--- Available records ---

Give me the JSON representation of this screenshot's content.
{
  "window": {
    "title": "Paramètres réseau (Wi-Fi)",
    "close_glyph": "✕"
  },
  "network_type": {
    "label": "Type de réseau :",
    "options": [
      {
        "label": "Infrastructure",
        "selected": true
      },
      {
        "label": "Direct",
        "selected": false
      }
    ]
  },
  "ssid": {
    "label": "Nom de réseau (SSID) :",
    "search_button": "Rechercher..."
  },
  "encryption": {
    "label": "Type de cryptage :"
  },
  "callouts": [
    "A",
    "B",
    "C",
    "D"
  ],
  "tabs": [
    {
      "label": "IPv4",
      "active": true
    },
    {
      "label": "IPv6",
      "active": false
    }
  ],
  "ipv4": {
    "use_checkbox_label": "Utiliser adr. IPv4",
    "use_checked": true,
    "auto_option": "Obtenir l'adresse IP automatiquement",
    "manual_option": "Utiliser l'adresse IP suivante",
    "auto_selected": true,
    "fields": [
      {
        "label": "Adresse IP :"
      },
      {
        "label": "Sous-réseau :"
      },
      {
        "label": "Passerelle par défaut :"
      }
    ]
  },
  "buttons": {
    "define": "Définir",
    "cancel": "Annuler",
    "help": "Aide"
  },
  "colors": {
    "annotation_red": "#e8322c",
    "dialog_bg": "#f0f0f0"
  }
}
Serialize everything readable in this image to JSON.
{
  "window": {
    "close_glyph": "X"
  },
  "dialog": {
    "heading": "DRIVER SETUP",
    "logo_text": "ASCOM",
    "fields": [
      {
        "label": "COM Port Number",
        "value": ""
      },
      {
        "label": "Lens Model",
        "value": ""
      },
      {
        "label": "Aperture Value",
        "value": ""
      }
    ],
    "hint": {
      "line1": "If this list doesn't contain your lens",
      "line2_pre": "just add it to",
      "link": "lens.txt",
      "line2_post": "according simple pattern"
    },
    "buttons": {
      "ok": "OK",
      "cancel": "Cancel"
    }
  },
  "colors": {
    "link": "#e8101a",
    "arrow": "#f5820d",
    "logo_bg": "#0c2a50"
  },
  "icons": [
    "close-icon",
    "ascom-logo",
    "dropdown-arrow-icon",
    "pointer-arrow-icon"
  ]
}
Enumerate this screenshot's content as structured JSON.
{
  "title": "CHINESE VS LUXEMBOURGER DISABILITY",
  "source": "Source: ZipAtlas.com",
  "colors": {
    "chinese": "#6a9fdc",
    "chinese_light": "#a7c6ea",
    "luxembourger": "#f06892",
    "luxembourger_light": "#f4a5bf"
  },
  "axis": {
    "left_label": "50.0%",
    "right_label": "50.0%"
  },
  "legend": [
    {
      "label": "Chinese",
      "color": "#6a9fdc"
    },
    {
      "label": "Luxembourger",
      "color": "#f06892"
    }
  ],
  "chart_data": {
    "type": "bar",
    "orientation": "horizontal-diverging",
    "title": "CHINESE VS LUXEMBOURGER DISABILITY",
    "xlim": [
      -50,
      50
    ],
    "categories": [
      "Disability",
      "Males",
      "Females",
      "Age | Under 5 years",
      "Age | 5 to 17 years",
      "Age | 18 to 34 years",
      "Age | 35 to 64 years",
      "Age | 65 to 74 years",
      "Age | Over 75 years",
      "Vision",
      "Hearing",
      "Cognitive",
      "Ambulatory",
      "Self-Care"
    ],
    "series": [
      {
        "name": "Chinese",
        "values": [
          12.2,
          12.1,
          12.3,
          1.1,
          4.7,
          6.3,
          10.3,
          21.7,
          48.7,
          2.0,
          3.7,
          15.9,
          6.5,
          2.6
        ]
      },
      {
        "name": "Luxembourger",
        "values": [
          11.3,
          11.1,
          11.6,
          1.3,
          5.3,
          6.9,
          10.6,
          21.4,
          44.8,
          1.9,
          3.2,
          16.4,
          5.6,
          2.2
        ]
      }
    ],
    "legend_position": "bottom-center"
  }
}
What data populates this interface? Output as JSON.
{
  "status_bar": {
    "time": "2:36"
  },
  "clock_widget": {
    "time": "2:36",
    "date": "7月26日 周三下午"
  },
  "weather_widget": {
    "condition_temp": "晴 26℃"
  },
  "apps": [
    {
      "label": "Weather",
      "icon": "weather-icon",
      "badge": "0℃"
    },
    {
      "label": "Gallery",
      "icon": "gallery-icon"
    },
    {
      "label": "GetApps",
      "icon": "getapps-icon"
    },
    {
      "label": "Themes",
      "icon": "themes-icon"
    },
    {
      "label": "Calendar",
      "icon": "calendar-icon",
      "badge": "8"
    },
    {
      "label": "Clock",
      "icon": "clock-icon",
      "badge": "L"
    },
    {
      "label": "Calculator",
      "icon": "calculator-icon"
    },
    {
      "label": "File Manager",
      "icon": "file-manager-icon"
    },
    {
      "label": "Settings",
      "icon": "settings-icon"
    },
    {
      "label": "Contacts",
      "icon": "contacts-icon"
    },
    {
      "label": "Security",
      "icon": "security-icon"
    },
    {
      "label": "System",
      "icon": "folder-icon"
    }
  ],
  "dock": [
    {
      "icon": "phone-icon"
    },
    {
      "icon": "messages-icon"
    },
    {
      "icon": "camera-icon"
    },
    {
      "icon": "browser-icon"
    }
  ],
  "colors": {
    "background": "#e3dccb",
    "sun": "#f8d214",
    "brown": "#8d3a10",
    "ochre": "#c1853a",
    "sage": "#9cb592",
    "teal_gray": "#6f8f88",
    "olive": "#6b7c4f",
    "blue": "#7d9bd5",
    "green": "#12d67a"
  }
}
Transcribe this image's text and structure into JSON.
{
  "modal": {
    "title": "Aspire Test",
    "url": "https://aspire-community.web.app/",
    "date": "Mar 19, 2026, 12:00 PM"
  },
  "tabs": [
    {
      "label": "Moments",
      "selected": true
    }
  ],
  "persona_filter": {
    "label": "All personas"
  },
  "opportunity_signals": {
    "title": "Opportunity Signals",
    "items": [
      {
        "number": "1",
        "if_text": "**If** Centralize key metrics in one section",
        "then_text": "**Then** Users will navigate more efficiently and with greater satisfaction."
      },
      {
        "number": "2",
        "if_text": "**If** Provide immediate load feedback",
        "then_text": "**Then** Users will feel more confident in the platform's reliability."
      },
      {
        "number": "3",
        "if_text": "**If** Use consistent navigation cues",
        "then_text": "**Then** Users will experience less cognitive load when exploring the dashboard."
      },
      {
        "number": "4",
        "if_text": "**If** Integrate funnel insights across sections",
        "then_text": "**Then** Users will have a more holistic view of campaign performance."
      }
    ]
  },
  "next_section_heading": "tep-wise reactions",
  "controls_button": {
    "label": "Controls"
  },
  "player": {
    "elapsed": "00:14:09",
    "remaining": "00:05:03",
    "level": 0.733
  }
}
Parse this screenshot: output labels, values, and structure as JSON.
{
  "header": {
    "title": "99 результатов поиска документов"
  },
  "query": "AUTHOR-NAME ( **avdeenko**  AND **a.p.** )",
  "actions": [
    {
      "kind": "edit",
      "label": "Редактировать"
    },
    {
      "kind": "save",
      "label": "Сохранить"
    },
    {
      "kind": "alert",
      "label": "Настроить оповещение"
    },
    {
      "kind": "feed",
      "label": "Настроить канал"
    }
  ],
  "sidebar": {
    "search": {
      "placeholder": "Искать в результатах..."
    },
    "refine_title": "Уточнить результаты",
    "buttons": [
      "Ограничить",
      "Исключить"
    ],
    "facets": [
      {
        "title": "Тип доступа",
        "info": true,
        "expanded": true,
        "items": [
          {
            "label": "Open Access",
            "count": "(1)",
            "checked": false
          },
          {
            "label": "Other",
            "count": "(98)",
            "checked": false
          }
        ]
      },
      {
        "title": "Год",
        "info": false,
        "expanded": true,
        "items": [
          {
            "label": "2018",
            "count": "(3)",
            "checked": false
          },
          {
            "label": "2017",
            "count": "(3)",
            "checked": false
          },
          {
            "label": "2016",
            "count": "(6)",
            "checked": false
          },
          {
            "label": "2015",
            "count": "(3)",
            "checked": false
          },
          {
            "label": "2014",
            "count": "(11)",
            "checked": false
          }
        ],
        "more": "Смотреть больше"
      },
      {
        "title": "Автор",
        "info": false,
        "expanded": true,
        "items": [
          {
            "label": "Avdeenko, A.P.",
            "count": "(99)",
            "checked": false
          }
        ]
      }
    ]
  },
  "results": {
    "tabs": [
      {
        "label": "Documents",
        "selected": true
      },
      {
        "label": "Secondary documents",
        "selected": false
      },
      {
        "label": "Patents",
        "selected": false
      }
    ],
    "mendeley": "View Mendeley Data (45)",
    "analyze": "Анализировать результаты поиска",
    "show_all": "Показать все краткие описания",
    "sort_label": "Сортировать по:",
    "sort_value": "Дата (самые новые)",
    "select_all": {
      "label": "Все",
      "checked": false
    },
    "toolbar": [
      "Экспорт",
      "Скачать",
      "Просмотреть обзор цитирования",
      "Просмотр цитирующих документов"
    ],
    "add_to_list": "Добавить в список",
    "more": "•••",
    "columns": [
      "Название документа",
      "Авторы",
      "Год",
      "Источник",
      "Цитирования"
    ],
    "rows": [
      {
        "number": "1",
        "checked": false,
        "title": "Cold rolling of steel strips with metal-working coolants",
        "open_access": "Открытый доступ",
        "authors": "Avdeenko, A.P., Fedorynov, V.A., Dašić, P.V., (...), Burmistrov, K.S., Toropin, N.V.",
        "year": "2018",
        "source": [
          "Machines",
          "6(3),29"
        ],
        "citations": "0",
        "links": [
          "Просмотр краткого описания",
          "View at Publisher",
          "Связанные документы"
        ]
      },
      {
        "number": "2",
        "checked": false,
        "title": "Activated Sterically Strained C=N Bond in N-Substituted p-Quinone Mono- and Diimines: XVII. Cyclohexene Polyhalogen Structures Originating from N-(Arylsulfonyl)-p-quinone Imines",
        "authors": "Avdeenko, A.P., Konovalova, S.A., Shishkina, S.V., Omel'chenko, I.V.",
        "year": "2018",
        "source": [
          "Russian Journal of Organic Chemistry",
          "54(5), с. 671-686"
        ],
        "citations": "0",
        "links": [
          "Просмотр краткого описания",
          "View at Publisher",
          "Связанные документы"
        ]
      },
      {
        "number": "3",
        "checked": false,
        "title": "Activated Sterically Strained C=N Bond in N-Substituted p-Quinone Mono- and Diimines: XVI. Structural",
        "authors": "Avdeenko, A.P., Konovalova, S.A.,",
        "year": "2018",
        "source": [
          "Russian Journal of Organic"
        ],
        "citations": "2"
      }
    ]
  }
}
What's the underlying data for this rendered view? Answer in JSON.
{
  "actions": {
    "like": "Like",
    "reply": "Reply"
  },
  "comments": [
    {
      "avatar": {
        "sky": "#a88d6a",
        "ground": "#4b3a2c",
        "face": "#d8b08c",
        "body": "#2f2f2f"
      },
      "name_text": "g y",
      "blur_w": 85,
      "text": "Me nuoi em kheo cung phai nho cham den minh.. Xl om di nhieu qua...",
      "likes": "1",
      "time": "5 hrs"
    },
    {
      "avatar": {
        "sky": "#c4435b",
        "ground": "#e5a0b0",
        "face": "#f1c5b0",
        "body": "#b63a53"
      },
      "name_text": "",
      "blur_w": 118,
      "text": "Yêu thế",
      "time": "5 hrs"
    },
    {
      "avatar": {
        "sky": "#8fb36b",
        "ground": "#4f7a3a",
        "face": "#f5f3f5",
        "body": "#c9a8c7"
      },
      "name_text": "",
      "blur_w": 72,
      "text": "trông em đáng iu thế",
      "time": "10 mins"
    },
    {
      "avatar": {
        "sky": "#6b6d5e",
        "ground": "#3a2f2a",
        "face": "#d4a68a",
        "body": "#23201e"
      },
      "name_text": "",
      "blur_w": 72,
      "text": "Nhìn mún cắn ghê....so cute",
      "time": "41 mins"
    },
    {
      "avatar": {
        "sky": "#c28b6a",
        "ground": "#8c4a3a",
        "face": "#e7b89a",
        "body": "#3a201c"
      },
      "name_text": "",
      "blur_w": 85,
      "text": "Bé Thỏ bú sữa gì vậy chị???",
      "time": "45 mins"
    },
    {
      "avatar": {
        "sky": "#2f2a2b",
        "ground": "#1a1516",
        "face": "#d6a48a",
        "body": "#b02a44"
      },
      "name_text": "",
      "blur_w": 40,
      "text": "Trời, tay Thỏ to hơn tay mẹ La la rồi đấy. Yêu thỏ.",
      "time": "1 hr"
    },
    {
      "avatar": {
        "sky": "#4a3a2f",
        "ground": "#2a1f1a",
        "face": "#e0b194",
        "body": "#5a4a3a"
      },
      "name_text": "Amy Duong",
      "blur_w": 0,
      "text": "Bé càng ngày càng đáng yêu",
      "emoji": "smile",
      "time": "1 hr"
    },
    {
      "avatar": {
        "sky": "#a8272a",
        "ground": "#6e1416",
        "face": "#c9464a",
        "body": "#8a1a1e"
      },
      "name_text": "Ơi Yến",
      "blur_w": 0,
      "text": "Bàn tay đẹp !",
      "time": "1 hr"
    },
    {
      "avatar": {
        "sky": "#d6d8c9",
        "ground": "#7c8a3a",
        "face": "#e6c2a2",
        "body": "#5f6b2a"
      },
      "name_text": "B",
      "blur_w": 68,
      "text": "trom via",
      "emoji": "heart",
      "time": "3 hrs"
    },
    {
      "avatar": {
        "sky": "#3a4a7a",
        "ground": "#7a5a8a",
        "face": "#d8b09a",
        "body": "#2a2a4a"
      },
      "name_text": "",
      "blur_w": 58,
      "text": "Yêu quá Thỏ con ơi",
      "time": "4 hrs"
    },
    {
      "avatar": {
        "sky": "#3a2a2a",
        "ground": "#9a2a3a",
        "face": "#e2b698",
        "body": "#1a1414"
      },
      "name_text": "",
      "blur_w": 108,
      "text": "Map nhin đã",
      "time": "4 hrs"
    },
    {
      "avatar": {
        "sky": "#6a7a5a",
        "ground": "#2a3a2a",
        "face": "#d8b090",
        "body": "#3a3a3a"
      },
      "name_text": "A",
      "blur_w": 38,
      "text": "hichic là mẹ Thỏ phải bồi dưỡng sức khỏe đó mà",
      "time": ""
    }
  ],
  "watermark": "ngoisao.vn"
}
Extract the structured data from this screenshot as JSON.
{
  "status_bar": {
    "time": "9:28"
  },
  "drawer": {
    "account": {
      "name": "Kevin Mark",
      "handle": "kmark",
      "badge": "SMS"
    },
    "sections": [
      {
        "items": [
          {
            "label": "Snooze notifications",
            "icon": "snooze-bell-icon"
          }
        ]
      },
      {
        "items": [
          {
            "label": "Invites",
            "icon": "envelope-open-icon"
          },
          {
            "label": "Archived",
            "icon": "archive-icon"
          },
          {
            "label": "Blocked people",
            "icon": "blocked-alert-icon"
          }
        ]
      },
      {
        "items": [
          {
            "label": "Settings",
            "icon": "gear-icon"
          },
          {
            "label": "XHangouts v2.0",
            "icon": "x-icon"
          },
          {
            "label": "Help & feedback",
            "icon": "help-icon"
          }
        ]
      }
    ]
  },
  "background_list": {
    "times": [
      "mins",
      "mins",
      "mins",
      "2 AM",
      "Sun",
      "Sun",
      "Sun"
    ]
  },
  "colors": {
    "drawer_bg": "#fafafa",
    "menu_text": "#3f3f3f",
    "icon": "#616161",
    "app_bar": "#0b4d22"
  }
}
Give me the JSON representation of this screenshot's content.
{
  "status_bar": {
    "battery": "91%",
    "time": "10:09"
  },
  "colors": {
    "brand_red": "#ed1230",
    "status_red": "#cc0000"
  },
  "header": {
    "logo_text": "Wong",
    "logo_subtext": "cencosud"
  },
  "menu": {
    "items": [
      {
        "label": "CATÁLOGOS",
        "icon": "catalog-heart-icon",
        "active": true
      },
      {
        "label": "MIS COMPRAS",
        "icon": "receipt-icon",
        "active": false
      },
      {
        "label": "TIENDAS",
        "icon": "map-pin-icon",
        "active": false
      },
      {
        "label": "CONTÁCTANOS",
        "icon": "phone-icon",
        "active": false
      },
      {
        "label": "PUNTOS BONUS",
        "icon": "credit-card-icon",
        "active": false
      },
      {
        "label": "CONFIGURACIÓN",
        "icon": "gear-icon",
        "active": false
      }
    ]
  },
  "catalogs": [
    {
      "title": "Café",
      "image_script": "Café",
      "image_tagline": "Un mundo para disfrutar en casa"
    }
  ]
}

---

◆ The problem ◆
Every line that holds the string "from" should be returned.

◆ Response to this exercise ◆
        "title": "Activated Sterically Strained C=N Bond in N-Substituted p-Quinone Mono- and Diimines: XVII. Cyclohexene Polyhalogen Structures Originating from N-(Arylsulfonyl)-p-quinone Imines",
Extract the structured data from this screenshot as JSON.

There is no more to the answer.